[Data listing]
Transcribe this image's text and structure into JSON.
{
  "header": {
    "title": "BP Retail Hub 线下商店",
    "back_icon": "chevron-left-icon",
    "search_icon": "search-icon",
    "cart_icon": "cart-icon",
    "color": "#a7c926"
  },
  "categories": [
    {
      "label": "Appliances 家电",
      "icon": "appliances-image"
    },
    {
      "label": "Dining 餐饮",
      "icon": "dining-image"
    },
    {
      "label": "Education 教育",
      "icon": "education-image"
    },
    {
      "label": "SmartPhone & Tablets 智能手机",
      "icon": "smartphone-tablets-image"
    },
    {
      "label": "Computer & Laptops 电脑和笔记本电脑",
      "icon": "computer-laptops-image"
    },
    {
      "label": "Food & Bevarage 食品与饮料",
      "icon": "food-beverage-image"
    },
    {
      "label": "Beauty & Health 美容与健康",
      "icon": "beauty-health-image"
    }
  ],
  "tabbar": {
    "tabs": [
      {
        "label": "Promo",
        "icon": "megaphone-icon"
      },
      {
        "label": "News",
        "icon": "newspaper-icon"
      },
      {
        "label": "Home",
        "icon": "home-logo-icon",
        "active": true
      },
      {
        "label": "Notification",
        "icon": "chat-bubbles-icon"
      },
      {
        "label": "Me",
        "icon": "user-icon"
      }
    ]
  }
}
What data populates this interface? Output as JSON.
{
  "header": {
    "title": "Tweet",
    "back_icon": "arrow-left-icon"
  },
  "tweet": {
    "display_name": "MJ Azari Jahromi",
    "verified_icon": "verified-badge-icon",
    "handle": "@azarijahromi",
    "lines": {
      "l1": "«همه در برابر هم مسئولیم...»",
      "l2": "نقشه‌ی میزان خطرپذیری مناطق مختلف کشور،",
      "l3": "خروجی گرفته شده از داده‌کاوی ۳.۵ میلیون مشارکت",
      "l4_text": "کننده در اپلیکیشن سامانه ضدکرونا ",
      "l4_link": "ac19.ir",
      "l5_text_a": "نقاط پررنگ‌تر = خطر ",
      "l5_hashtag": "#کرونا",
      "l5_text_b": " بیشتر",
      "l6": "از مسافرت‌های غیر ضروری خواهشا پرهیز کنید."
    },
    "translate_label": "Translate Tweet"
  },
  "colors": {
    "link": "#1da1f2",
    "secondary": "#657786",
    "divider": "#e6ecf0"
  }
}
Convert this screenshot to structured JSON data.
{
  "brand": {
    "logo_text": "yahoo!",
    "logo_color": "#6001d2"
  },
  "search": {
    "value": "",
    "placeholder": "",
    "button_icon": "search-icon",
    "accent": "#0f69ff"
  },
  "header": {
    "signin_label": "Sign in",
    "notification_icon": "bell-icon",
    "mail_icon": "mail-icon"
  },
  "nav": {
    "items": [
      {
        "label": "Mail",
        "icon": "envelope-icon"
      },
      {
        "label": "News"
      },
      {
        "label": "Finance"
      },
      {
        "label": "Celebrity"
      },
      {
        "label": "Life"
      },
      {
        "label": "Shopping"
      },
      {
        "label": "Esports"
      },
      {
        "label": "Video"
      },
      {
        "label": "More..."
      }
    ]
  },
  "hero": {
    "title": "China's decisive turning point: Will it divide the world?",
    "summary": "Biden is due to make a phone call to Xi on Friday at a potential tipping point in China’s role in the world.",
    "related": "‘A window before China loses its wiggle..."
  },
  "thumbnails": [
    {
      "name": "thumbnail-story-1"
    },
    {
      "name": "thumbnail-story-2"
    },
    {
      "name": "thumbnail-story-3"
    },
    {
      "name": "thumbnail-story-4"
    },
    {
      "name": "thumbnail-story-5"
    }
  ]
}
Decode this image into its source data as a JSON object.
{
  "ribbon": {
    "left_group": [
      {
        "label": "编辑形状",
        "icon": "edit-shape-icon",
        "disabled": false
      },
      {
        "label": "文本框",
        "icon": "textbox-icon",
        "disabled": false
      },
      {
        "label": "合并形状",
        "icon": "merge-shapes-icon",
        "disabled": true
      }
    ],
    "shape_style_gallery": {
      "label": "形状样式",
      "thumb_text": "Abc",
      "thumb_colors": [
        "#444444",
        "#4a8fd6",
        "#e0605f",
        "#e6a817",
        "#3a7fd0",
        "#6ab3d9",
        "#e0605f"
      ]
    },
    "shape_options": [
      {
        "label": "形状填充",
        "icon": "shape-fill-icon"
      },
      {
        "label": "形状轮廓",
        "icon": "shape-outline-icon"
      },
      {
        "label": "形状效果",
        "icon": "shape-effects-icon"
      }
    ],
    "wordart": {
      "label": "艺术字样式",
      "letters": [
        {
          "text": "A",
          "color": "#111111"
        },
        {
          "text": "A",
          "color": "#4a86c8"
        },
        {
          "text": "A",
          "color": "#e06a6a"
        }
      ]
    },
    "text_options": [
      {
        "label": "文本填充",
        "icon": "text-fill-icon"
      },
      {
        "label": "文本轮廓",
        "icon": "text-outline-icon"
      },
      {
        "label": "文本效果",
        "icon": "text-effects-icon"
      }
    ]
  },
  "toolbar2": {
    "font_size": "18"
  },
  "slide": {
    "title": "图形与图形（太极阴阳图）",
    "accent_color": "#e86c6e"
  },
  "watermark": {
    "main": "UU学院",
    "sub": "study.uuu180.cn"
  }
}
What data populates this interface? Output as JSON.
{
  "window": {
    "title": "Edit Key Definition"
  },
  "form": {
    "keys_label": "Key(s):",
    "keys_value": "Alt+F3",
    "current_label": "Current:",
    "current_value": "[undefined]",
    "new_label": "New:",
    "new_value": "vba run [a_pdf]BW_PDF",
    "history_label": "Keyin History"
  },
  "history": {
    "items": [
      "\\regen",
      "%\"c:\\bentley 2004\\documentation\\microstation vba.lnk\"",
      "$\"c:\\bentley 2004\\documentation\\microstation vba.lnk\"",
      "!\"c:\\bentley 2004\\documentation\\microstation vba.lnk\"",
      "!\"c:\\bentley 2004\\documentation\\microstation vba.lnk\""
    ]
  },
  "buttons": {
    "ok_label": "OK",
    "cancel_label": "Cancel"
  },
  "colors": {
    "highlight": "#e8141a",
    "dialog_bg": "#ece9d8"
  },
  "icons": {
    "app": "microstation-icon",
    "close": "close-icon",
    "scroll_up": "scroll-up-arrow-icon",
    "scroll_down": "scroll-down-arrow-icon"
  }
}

> [Requirements]:
Take the records above and return them exactly as written.

> [Exercise solution]:
Transcribe this image's text and structure into JSON.
{
  "header": {
    "title": "BP Retail Hub 线下商店",
    "back_icon": "chevron-left-icon",
    "search_icon": "search-icon",
    "cart_icon": "cart-icon",
    "color": "#a7c926"
  },
  "categories": [
    {
      "label": "Appliances 家电",
      "icon": "appliances-image"
    },
    {
      "label": "Dining 餐饮",
      "icon": "dining-image"
    },
    {
      "label": "Education 教育",
      "icon": "education-image"
    },
    {
      "label": "SmartPhone & Tablets 智能手机",
      "icon": "smartphone-tablets-image"
    },
    {
      "label": "Computer & Laptops 电脑和笔记本电脑",
      "icon": "computer-laptops-image"
    },
    {
      "label": "Food & Bevarage 食品与饮料",
      "icon": "food-beverage-image"
    },
    {
      "label": "Beauty & Health 美容与健康",
      "icon": "beauty-health-image"
    }
  ],
  "tabbar": {
    "tabs": [
      {
        "label": "Promo",
        "icon": "megaphone-icon"
      },
      {
        "label": "News",
        "icon": "newspaper-icon"
      },
      {
        "label": "Home",
        "icon": "home-logo-icon",
        "active": true
      },
      {
        "label": "Notification",
        "icon": "chat-bubbles-icon"
      },
      {
        "label": "Me",
        "icon": "user-icon"
      }
    ]
  }
}
What data populates this interface? Output as JSON.
{
  "header": {
    "title": "Tweet",
    "back_icon": "arrow-left-icon"
  },
  "tweet": {
    "display_name": "MJ Azari Jahromi",
    "verified_icon": "verified-badge-icon",
    "handle": "@azarijahromi",
    "lines": {
      "l1": "«همه در برابر هم مسئولیم...»",
      "l2": "نقشه‌ی میزان خطرپذیری مناطق مختلف کشور،",
      "l3": "خروجی گرفته شده از داده‌کاوی ۳.۵ میلیون مشارکت",
      "l4_text": "کننده در اپلیکیشن سامانه ضدکرونا ",
      "l4_link": "ac19.ir",
      "l5_text_a": "نقاط پررنگ‌تر = خطر ",
      "l5_hashtag": "#کرونا",
      "l5_text_b": " بیشتر",
      "l6": "از مسافرت‌های غیر ضروری خواهشا پرهیز کنید."
    },
    "translate_label": "Translate Tweet"
  },
  "colors": {
    "link": "#1da1f2",
    "secondary": "#657786",
    "divider": "#e6ecf0"
  }
}
Convert this screenshot to structured JSON data.
{
  "brand": {
    "logo_text": "yahoo!",
    "logo_color": "#6001d2"
  },
  "search": {
    "value": "",
    "placeholder": "",
    "button_icon": "search-icon",
    "accent": "#0f69ff"
  },
  "header": {
    "signin_label": "Sign in",
    "notification_icon": "bell-icon",
    "mail_icon": "mail-icon"
  },
  "nav": {
    "items": [
      {
        "label": "Mail",
        "icon": "envelope-icon"
      },
      {
        "label": "News"
      },
      {
        "label": "Finance"
      },
      {
        "label": "Celebrity"
      },
      {
        "label": "Life"
      },
      {
        "label": "Shopping"
      },
      {
        "label": "Esports"
      },
      {
        "label": "Video"
      },
      {
        "label": "More..."
      }
    ]
  },
  "hero": {
    "title": "China's decisive turning point: Will it divide the world?",
    "summary": "Biden is due to make a phone call to Xi on Friday at a potential tipping point in China’s role in the world.",
    "related": "‘A window before China loses its wiggle..."
  },
  "thumbnails": [
    {
      "name": "thumbnail-story-1"
    },
    {
      "name": "thumbnail-story-2"
    },
    {
      "name": "thumbnail-story-3"
    },
    {
      "name": "thumbnail-story-4"
    },
    {
      "name": "thumbnail-story-5"
    }
  ]
}
Decode this image into its source data as a JSON object.
{
  "ribbon": {
    "left_group": [
      {
        "label": "编辑形状",
        "icon": "edit-shape-icon",
        "disabled": false
      },
      {
        "label": "文本框",
        "icon": "textbox-icon",
        "disabled": false
      },
      {
        "label": "合并形状",
        "icon": "merge-shapes-icon",
        "disabled": true
      }
    ],
    "shape_style_gallery": {
      "label": "形状样式",
      "thumb_text": "Abc",
      "thumb_colors": [
        "#444444",
        "#4a8fd6",
        "#e0605f",
        "#e6a817",
        "#3a7fd0",
        "#6ab3d9",
        "#e0605f"
      ]
    },
    "shape_options": [
      {
        "label": "形状填充",
        "icon": "shape-fill-icon"
      },
      {
        "label": "形状轮廓",
        "icon": "shape-outline-icon"
      },
      {
        "label": "形状效果",
        "icon": "shape-effects-icon"
      }
    ],
    "wordart": {
      "label": "艺术字样式",
      "letters": [
        {
          "text": "A",
          "color": "#111111"
        },
        {
          "text": "A",
          "color": "#4a86c8"
        },
        {
          "text": "A",
          "color": "#e06a6a"
        }
      ]
    },
    "text_options": [
      {
        "label": "文本填充",
        "icon": "text-fill-icon"
      },
      {
        "label": "文本轮廓",
        "icon": "text-outline-icon"
      },
      {
        "label": "文本效果",
        "icon": "text-effects-icon"
      }
    ]
  },
  "toolbar2": {
    "font_size": "18"
  },
  "slide": {
    "title": "图形与图形（太极阴阳图）",
    "accent_color": "#e86c6e"
  },
  "watermark": {
    "main": "UU学院",
    "sub": "study.uuu180.cn"
  }
}
What data populates this interface? Output as JSON.
{
  "window": {
    "title": "Edit Key Definition"
  },
  "form": {
    "keys_label": "Key(s):",
    "keys_value": "Alt+F3",
    "current_label": "Current:",
    "current_value": "[undefined]",
    "new_label": "New:",
    "new_value": "vba run [a_pdf]BW_PDF",
    "history_label": "Keyin History"
  },
  "history": {
    "items": [
      "\\regen",
      "%\"c:\\bentley 2004\\documentation\\microstation vba.lnk\"",
      "$\"c:\\bentley 2004\\documentation\\microstation vba.lnk\"",
      "!\"c:\\bentley 2004\\documentation\\microstation vba.lnk\"",
      "!\"c:\\bentley 2004\\documentation\\microstation vba.lnk\""
    ]
  },
  "buttons": {
    "ok_label": "OK",
    "cancel_label": "Cancel"
  },
  "colors": {
    "highlight": "#e8141a",
    "dialog_bg": "#ece9d8"
  },
  "icons": {
    "app": "microstation-icon",
    "close": "close-icon",
    "scroll_up": "scroll-up-arrow-icon",
    "scroll_down": "scroll-down-arrow-icon"
  }
}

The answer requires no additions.